> **Tujuan**:
Tuliskan lanjutan berita tentang aduan FSPIM ke Kemnaker soal keselamatan pekerja tambang, mulai setelah kalimat terakhirnya.

> **Kutipan Pilihan**:
--- --- ---

Jakarta — Dewan Pimpinan Pusat Federasi Serikat Pekerja Industri Merdeka (DPP FSPIM) mengadukan sejumlah masalah pekerja pertambangan di kantor Kementerian Tenaga Kerja Republik Indonesia (Kemnaker RI). Pengaduan tersebut dilakukan pada 17 November 2025.
Ketua DPP FSPIM Jordi Goral menuturkan,
masalah utama menjadi aduan yakni, mengenai Keselamatan dan Kesehatan Kerja (K3). Kedatangan pihaknya dikirimkan oleh Direktorat Jenderal Pembinaan Pengawasan Ketenagakerjaan dan Keselamatan dan Kesehatan Kerja (ditjen Binwasnaker & K3), melalui 2 orang stafnya.
“Adapun hal spesifik dikeluhkan oleh pihaknya, seperti 3 orang pekerja PT. QMB meninggal , Maret lalu tidak mendapatkan santunan, hanya karena pekerja tersebut merupakan pekerja kontraktor harian,” kata Jordi, Rabu (19/12).
Jordi menyebutkan, pekerja tersebut tidak mendapatkan BPJS Ketenagakerjaan dari perusahaan. Padahal menurut kedua staf Kemnaker, perusahaan wajib membuatkan BPJS pekerja — apapun statusnya. Kasus lain juga turut diadukan oleh pihaknya seperti kebocoran gas di PT. QFF dan (yang terbaru) meninggalnya pekerja di PT. LSI/BSI akibat kesetrum listrik.

--- --- ---

> **Data yang Diberikan**:
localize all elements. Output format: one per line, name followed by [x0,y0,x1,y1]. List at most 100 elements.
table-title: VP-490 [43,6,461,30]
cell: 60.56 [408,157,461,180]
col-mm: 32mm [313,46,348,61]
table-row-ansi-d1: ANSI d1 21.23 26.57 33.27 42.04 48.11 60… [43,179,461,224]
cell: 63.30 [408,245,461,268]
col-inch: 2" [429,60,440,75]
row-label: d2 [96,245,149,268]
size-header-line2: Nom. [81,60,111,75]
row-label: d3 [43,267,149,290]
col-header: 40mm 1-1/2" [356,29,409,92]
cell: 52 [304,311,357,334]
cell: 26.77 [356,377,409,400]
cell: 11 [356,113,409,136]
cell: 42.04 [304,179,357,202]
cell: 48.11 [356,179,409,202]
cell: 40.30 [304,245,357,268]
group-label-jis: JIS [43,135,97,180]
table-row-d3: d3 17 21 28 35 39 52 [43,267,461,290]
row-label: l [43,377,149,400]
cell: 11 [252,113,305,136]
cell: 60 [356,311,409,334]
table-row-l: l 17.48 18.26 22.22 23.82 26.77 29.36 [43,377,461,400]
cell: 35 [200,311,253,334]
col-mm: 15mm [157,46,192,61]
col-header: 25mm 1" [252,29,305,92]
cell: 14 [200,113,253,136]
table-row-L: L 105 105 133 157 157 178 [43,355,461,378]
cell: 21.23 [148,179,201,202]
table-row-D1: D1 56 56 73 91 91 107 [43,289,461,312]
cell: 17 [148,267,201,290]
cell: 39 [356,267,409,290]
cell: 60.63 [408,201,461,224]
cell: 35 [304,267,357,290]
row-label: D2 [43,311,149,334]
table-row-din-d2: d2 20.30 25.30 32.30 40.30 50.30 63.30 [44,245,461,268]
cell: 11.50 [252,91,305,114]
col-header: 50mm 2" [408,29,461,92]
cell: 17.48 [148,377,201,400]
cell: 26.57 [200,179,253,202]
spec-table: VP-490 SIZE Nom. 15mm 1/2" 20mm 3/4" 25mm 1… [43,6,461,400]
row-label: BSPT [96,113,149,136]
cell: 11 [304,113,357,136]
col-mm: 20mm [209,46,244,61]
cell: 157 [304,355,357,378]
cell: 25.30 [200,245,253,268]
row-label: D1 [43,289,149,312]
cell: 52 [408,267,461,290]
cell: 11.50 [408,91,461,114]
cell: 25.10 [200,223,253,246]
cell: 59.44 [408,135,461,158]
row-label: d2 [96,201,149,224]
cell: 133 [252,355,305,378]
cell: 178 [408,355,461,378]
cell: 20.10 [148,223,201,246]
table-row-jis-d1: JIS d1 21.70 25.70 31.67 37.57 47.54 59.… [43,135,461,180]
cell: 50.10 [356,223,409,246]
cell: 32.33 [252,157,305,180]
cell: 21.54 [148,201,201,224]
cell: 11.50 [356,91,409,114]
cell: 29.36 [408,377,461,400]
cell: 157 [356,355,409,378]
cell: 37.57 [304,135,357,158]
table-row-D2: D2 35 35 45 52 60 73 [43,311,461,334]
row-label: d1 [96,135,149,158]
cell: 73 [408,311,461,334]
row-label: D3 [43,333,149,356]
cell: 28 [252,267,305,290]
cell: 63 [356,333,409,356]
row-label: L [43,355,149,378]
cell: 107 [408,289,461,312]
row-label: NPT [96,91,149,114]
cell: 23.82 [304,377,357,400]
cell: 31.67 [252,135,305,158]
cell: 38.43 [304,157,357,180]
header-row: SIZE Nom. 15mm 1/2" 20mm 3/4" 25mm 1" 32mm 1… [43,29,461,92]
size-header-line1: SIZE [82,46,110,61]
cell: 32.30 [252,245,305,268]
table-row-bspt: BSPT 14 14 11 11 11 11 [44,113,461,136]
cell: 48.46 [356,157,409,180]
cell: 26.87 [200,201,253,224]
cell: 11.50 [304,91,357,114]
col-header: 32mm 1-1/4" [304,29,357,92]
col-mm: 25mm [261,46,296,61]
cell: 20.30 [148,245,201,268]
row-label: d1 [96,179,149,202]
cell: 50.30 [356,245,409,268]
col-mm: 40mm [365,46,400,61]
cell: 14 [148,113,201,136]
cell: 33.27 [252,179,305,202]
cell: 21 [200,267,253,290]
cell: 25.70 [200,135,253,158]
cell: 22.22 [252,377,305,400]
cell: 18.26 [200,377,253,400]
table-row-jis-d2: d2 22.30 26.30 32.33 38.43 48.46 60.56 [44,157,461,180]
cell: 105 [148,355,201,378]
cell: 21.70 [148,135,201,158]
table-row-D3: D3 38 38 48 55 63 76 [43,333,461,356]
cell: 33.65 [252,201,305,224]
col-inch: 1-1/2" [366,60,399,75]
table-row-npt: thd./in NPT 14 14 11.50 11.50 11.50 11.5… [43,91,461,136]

--- --- ---

> **Hasil**:
Dikonfirmasi Media Relations Head PT IMIP, Dedy Kurniawan mengatakan, bagi pihaknya, kritikan sifatnya membangun itu sangat perlu dilakukan, demi perbaikan berkelanjutan dan menciptakan lingkungan kerja lebih baik. Kawasan IMIP sangat terbuka dengan hal tersebut. Apalagi itu datang dari serikat pekerja sejatinya menjadi mitra strategis dari perusahaan.
“Tetapi, kritik dikeluarkan itu wajib disampaikan dengan jernih dan faktual berdasarkan data serta fakta. Bukan bersumber dari informasi tidak dapat dipertanggungjawabkan kebenarannya,” ujar Dedy, Rabu (19/11).
Dedy mengatakan, pada prinsipnya K3 menjadi sebuah nilai utama dan komitmen mutlak bagi seluruh perusahaan (tenant) ada di dalamnya. Itu merupakan kewajiban hukum dan etis untuk melindungi pekerja dari kecelakaan dan penyakit akibat kerja.
“Segala temuan investigasi oleh pihak berwenang, dalam hal ini Binwasnaker Sulteng, menjadi dasar untuk mengevaluasi sistem, prosedur secara menyeluruh terhadap keselamatan dan kesehatan kerja di wilayah operasional Kawasan IMIP, ” katanya.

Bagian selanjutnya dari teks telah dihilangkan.